## DIRECTIVE
Copy every line of the listing below without changing anything.

Stored records
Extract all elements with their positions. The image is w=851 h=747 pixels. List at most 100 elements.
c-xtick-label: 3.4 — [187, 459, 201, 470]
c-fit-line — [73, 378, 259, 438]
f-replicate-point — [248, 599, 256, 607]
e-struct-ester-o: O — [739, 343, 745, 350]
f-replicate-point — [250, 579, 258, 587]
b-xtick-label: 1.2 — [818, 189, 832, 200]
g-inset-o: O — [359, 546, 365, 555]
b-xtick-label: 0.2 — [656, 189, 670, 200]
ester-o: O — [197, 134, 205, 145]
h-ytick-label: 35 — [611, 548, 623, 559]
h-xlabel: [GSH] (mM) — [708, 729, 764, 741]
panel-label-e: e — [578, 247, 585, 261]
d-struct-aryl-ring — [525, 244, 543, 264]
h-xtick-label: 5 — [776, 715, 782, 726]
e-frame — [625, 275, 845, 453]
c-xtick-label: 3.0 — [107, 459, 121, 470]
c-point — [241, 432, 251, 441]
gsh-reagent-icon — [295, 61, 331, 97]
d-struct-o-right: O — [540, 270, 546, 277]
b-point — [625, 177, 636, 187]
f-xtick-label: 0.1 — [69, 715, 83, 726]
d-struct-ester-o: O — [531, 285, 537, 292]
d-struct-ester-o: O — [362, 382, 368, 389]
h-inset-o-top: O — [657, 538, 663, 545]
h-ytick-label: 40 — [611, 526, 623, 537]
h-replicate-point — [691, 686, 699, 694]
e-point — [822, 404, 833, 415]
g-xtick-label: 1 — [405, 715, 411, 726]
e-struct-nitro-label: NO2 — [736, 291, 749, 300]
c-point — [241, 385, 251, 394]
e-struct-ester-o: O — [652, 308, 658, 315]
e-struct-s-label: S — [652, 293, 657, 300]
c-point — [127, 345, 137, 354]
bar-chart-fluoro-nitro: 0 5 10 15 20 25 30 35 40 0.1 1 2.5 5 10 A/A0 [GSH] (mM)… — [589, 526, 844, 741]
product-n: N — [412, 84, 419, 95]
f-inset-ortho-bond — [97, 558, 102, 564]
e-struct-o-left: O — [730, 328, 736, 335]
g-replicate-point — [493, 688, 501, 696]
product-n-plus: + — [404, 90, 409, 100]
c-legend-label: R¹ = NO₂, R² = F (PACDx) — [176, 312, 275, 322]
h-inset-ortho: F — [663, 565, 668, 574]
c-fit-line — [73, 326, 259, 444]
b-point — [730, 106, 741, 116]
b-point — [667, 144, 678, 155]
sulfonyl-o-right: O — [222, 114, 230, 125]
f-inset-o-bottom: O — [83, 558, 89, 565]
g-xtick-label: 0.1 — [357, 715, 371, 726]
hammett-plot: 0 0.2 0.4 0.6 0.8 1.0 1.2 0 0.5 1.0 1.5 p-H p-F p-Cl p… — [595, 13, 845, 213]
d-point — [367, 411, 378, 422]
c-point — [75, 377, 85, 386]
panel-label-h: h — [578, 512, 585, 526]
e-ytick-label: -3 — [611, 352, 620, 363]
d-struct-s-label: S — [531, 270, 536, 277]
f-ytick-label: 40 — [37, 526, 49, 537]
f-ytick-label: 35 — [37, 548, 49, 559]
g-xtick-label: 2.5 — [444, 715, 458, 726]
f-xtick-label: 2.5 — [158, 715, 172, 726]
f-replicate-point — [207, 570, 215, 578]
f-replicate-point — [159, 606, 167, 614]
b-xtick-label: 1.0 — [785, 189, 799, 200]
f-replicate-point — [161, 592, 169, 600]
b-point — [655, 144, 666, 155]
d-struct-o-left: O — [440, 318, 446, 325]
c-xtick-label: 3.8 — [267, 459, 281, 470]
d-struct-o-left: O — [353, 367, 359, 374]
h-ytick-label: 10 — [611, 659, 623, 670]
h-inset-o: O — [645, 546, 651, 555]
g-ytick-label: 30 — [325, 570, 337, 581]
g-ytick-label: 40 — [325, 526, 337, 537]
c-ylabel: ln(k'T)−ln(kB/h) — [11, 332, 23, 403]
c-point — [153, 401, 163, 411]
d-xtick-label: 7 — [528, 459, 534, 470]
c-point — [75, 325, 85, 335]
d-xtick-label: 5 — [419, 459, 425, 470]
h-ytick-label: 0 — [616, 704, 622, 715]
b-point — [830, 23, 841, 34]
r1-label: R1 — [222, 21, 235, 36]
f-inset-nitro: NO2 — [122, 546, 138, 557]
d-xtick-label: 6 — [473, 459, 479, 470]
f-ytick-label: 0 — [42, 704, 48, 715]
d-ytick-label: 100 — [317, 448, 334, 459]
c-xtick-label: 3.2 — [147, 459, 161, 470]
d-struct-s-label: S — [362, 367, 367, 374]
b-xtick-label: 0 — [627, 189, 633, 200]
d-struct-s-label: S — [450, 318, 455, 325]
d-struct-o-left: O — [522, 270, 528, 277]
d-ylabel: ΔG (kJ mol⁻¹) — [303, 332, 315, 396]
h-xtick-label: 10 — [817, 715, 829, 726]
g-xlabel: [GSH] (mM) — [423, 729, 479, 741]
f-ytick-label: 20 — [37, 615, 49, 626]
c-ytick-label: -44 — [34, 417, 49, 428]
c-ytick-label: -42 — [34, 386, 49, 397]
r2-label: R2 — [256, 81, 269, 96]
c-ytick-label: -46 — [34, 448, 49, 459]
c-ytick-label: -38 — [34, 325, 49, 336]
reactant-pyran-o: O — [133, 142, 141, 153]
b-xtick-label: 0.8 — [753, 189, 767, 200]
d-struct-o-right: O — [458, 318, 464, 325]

## EXPECTED OUTPUT
Extract all elements with their positions. The image is w=851 h=747 pixels. List at most 100 elements.
c-xtick-label: 3.4 — [187, 459, 201, 470]
c-fit-line — [73, 378, 259, 438]
f-replicate-point — [248, 599, 256, 607]
e-struct-ester-o: O — [739, 343, 745, 350]
f-replicate-point — [250, 579, 258, 587]
b-xtick-label: 1.2 — [818, 189, 832, 200]
g-inset-o: O — [359, 546, 365, 555]
b-xtick-label: 0.2 — [656, 189, 670, 200]
ester-o: O — [197, 134, 205, 145]
h-ytick-label: 35 — [611, 548, 623, 559]
h-xlabel: [GSH] (mM) — [708, 729, 764, 741]
panel-label-e: e — [578, 247, 585, 261]
d-struct-aryl-ring — [525, 244, 543, 264]
h-xtick-label: 5 — [776, 715, 782, 726]
e-frame — [625, 275, 845, 453]
c-xtick-label: 3.0 — [107, 459, 121, 470]
c-point — [241, 432, 251, 441]
gsh-reagent-icon — [295, 61, 331, 97]
d-struct-o-right: O — [540, 270, 546, 277]
b-point — [625, 177, 636, 187]
f-xtick-label: 0.1 — [69, 715, 83, 726]
d-struct-ester-o: O — [531, 285, 537, 292]
d-struct-ester-o: O — [362, 382, 368, 389]
h-inset-o-top: O — [657, 538, 663, 545]
h-ytick-label: 40 — [611, 526, 623, 537]
h-replicate-point — [691, 686, 699, 694]
e-point — [822, 404, 833, 415]
g-xtick-label: 1 — [405, 715, 411, 726]
e-struct-nitro-label: NO2 — [736, 291, 749, 300]
c-point — [241, 385, 251, 394]
e-struct-ester-o: O — [652, 308, 658, 315]
e-struct-s-label: S — [652, 293, 657, 300]
c-point — [127, 345, 137, 354]
bar-chart-fluoro-nitro: 0 5 10 15 20 25 30 35 40 0.1 1 2.5 5 10 A/A0 [GSH] (mM)… — [589, 526, 844, 741]
product-n: N — [412, 84, 419, 95]
f-inset-ortho-bond — [97, 558, 102, 564]
e-struct-o-left: O — [730, 328, 736, 335]
g-replicate-point — [493, 688, 501, 696]
product-n-plus: + — [404, 90, 409, 100]
c-legend-label: R¹ = NO₂, R² = F (PACDx) — [176, 312, 275, 322]
h-inset-ortho: F — [663, 565, 668, 574]
c-fit-line — [73, 326, 259, 444]
b-point — [730, 106, 741, 116]
b-point — [667, 144, 678, 155]
sulfonyl-o-right: O — [222, 114, 230, 125]
f-inset-o-bottom: O — [83, 558, 89, 565]
g-xtick-label: 0.1 — [357, 715, 371, 726]
hammett-plot: 0 0.2 0.4 0.6 0.8 1.0 1.2 0 0.5 1.0 1.5 p-H p-F p-Cl p… — [595, 13, 845, 213]
d-point — [367, 411, 378, 422]
c-point — [75, 377, 85, 386]
panel-label-h: h — [578, 512, 585, 526]
e-ytick-label: -3 — [611, 352, 620, 363]
d-struct-s-label: S — [531, 270, 536, 277]
f-ytick-label: 40 — [37, 526, 49, 537]
f-ytick-label: 35 — [37, 548, 49, 559]
g-xtick-label: 2.5 — [444, 715, 458, 726]
f-xtick-label: 2.5 — [158, 715, 172, 726]
f-replicate-point — [207, 570, 215, 578]
f-replicate-point — [159, 606, 167, 614]
b-xtick-label: 1.0 — [785, 189, 799, 200]
f-replicate-point — [161, 592, 169, 600]
b-point — [655, 144, 666, 155]
d-struct-o-left: O — [440, 318, 446, 325]
c-xtick-label: 3.8 — [267, 459, 281, 470]
d-struct-o-left: O — [353, 367, 359, 374]
h-ytick-label: 10 — [611, 659, 623, 670]
h-inset-o: O — [645, 546, 651, 555]
g-ytick-label: 30 — [325, 570, 337, 581]
g-ytick-label: 40 — [325, 526, 337, 537]
c-ylabel: ln(k'T)−ln(kB/h) — [11, 332, 23, 403]
c-point — [153, 401, 163, 411]
d-xtick-label: 7 — [528, 459, 534, 470]
c-point — [75, 325, 85, 335]
d-xtick-label: 5 — [419, 459, 425, 470]
h-ytick-label: 0 — [616, 704, 622, 715]
b-point — [830, 23, 841, 34]
r1-label: R1 — [222, 21, 235, 36]
f-inset-nitro: NO2 — [122, 546, 138, 557]
d-xtick-label: 6 — [473, 459, 479, 470]
f-ytick-label: 0 — [42, 704, 48, 715]
d-ytick-label: 100 — [317, 448, 334, 459]
c-xtick-label: 3.2 — [147, 459, 161, 470]
d-struct-s-label: S — [362, 367, 367, 374]
b-xtick-label: 0 — [627, 189, 633, 200]
d-struct-s-label: S — [450, 318, 455, 325]
d-struct-o-left: O — [522, 270, 528, 277]
d-ylabel: ΔG (kJ mol⁻¹) — [303, 332, 315, 396]
h-xtick-label: 10 — [817, 715, 829, 726]
g-xlabel: [GSH] (mM) — [423, 729, 479, 741]
f-ytick-label: 20 — [37, 615, 49, 626]
c-ytick-label: -44 — [34, 417, 49, 428]
c-ytick-label: -42 — [34, 386, 49, 397]
r2-label: R2 — [256, 81, 269, 96]
c-ytick-label: -46 — [34, 448, 49, 459]
c-ytick-label: -38 — [34, 325, 49, 336]
reactant-pyran-o: O — [133, 142, 141, 153]
b-xtick-label: 0.8 — [753, 189, 767, 200]
d-struct-o-right: O — [458, 318, 464, 325]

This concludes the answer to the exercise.